▽

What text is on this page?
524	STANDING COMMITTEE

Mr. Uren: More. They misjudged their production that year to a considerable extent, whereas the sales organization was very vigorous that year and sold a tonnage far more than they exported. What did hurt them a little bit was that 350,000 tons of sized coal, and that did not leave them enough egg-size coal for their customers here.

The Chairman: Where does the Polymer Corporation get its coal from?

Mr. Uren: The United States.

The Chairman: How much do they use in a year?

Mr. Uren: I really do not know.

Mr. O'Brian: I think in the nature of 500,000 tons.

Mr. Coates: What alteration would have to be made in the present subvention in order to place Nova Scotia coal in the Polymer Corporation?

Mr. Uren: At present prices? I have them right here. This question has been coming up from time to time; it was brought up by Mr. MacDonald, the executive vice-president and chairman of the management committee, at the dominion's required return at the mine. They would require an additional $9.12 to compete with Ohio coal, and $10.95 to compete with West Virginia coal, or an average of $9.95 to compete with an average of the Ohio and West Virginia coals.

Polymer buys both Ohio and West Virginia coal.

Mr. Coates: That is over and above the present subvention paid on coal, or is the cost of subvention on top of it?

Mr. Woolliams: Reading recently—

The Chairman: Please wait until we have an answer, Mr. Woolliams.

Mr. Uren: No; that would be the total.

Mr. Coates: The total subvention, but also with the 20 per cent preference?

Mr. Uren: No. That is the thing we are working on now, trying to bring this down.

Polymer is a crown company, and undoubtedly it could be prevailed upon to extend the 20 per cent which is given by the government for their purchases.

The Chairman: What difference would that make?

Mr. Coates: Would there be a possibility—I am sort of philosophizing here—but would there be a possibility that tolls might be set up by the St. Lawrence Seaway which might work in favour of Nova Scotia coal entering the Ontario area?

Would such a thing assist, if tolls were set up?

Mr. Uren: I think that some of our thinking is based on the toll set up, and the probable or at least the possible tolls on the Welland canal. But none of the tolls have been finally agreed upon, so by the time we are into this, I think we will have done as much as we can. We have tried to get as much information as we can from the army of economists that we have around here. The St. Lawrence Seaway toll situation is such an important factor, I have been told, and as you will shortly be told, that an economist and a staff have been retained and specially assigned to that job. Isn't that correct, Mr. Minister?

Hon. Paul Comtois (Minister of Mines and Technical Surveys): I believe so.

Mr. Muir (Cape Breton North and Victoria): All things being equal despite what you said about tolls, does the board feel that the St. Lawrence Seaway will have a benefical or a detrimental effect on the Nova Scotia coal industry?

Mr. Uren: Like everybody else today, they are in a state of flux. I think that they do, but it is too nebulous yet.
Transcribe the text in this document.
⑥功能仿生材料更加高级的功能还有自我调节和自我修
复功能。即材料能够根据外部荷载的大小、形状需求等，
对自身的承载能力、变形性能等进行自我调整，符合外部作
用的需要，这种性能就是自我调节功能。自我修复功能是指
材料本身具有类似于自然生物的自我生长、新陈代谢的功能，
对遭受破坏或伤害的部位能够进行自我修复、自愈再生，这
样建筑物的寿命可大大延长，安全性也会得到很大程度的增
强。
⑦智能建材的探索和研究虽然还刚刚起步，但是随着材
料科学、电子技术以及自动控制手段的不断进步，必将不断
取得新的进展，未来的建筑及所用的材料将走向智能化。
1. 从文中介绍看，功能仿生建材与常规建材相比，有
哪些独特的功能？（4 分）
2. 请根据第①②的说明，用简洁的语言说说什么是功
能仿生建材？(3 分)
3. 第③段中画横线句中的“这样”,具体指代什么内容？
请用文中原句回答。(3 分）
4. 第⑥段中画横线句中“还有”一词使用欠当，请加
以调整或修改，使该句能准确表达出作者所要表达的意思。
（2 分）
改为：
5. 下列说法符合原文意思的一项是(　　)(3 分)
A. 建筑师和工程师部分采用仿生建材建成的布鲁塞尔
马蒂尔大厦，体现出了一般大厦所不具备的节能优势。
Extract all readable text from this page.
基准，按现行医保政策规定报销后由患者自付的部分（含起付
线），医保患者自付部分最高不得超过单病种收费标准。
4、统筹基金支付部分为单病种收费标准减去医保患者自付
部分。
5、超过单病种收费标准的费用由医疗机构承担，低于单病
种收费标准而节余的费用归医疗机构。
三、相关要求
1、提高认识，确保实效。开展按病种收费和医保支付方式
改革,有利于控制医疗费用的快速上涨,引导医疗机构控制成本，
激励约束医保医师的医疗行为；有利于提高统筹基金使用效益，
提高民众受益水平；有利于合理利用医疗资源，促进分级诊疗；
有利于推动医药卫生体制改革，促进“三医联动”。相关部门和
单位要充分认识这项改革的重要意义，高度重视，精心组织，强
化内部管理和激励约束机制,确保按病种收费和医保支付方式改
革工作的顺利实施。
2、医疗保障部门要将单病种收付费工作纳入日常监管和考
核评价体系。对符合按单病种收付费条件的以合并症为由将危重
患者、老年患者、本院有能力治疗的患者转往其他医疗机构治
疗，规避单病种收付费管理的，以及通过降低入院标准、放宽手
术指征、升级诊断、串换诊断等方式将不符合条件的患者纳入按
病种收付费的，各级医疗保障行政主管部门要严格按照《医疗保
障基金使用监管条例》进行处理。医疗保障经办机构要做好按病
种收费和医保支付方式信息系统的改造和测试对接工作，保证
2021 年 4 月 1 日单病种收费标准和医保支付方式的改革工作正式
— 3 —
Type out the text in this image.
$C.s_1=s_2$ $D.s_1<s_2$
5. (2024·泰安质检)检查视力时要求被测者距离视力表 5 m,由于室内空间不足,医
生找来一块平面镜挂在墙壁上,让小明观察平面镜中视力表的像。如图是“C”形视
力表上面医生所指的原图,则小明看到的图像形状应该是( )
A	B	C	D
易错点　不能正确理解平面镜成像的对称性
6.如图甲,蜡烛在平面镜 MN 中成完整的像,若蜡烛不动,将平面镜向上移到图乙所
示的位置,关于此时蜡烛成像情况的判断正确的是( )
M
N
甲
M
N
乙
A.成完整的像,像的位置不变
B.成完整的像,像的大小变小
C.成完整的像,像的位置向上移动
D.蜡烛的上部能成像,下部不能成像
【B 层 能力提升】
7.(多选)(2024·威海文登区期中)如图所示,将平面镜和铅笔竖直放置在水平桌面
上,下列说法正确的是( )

△

### WHAT IS BEING ASKED
Return the full listing, character for character.

### FINAL RESULT
What text is on this page?
524	STANDING COMMITTEE

Mr. Uren: More. They misjudged their production that year to a considerable extent, whereas the sales organization was very vigorous that year and sold a tonnage far more than they exported. What did hurt them a little bit was that 350,000 tons of sized coal, and that did not leave them enough egg-size coal for their customers here.

The Chairman: Where does the Polymer Corporation get its coal from?

Mr. Uren: The United States.

The Chairman: How much do they use in a year?

Mr. Uren: I really do not know.

Mr. O'Brian: I think in the nature of 500,000 tons.

Mr. Coates: What alteration would have to be made in the present subvention in order to place Nova Scotia coal in the Polymer Corporation?

Mr. Uren: At present prices? I have them right here. This question has been coming up from time to time; it was brought up by Mr. MacDonald, the executive vice-president and chairman of the management committee, at the dominion's required return at the mine. They would require an additional $9.12 to compete with Ohio coal, and $10.95 to compete with West Virginia coal, or an average of $9.95 to compete with an average of the Ohio and West Virginia coals.

Polymer buys both Ohio and West Virginia coal.

Mr. Coates: That is over and above the present subvention paid on coal, or is the cost of subvention on top of it?

Mr. Woolliams: Reading recently—

The Chairman: Please wait until we have an answer, Mr. Woolliams.

Mr. Uren: No; that would be the total.

Mr. Coates: The total subvention, but also with the 20 per cent preference?

Mr. Uren: No. That is the thing we are working on now, trying to bring this down.

Polymer is a crown company, and undoubtedly it could be prevailed upon to extend the 20 per cent which is given by the government for their purchases.

The Chairman: What difference would that make?

Mr. Coates: Would there be a possibility—I am sort of philosophizing here—but would there be a possibility that tolls might be set up by the St. Lawrence Seaway which might work in favour of Nova Scotia coal entering the Ontario area?

Would such a thing assist, if tolls were set up?

Mr. Uren: I think that some of our thinking is based on the toll set up, and the probable or at least the possible tolls on the Welland canal. But none of the tolls have been finally agreed upon, so by the time we are into this, I think we will have done as much as we can. We have tried to get as much information as we can from the army of economists that we have around here. The St. Lawrence Seaway toll situation is such an important factor, I have been told, and as you will shortly be told, that an economist and a staff have been retained and specially assigned to that job. Isn't that correct, Mr. Minister?

Hon. Paul Comtois (Minister of Mines and Technical Surveys): I believe so.

Mr. Muir (Cape Breton North and Victoria): All things being equal despite what you said about tolls, does the board feel that the St. Lawrence Seaway will have a benefical or a detrimental effect on the Nova Scotia coal industry?

Mr. Uren: Like everybody else today, they are in a state of flux. I think that they do, but it is too nebulous yet.
Transcribe the text in this document.
⑥功能仿生材料更加高级的功能还有自我调节和自我修
复功能。即材料能够根据外部荷载的大小、形状需求等，
对自身的承载能力、变形性能等进行自我调整，符合外部作
用的需要，这种性能就是自我调节功能。自我修复功能是指
材料本身具有类似于自然生物的自我生长、新陈代谢的功能，
对遭受破坏或伤害的部位能够进行自我修复、自愈再生，这
样建筑物的寿命可大大延长，安全性也会得到很大程度的增
强。
⑦智能建材的探索和研究虽然还刚刚起步，但是随着材
料科学、电子技术以及自动控制手段的不断进步，必将不断
取得新的进展，未来的建筑及所用的材料将走向智能化。
1. 从文中介绍看，功能仿生建材与常规建材相比，有
哪些独特的功能？（4 分）
2. 请根据第①②的说明，用简洁的语言说说什么是功
能仿生建材？(3 分)
3. 第③段中画横线句中的“这样”,具体指代什么内容？
请用文中原句回答。(3 分）
4. 第⑥段中画横线句中“还有”一词使用欠当，请加
以调整或修改，使该句能准确表达出作者所要表达的意思。
（2 分）
改为：
5. 下列说法符合原文意思的一项是(　　)(3 分)
A. 建筑师和工程师部分采用仿生建材建成的布鲁塞尔
马蒂尔大厦，体现出了一般大厦所不具备的节能优势。
Extract all readable text from this page.
基准，按现行医保政策规定报销后由患者自付的部分（含起付
线），医保患者自付部分最高不得超过单病种收费标准。
4、统筹基金支付部分为单病种收费标准减去医保患者自付
部分。
5、超过单病种收费标准的费用由医疗机构承担，低于单病
种收费标准而节余的费用归医疗机构。
三、相关要求
1、提高认识，确保实效。开展按病种收费和医保支付方式
改革,有利于控制医疗费用的快速上涨,引导医疗机构控制成本，
激励约束医保医师的医疗行为；有利于提高统筹基金使用效益，
提高民众受益水平；有利于合理利用医疗资源，促进分级诊疗；
有利于推动医药卫生体制改革，促进“三医联动”。相关部门和
单位要充分认识这项改革的重要意义，高度重视，精心组织，强
化内部管理和激励约束机制,确保按病种收费和医保支付方式改
革工作的顺利实施。
2、医疗保障部门要将单病种收付费工作纳入日常监管和考
核评价体系。对符合按单病种收付费条件的以合并症为由将危重
患者、老年患者、本院有能力治疗的患者转往其他医疗机构治
疗，规避单病种收付费管理的，以及通过降低入院标准、放宽手
术指征、升级诊断、串换诊断等方式将不符合条件的患者纳入按
病种收付费的，各级医疗保障行政主管部门要严格按照《医疗保
障基金使用监管条例》进行处理。医疗保障经办机构要做好按病
种收费和医保支付方式信息系统的改造和测试对接工作，保证
2021 年 4 月 1 日单病种收费标准和医保支付方式的改革工作正式
— 3 —
Type out the text in this image.
$C.s_1=s_2$ $D.s_1<s_2$
5. (2024·泰安质检)检查视力时要求被测者距离视力表 5 m,由于室内空间不足,医
生找来一块平面镜挂在墙壁上,让小明观察平面镜中视力表的像。如图是“C”形视
力表上面医生所指的原图,则小明看到的图像形状应该是( )
A	B	C	D
易错点　不能正确理解平面镜成像的对称性
6.如图甲,蜡烛在平面镜 MN 中成完整的像,若蜡烛不动,将平面镜向上移到图乙所
示的位置,关于此时蜡烛成像情况的判断正确的是( )
M
N
甲
M
N
乙
A.成完整的像,像的位置不变
B.成完整的像,像的大小变小
C.成完整的像,像的位置向上移动
D.蜡烛的上部能成像,下部不能成像
【B 层 能力提升】
7.(多选)(2024·威海文登区期中)如图所示,将平面镜和铅笔竖直放置在水平桌面
上,下列说法正确的是( )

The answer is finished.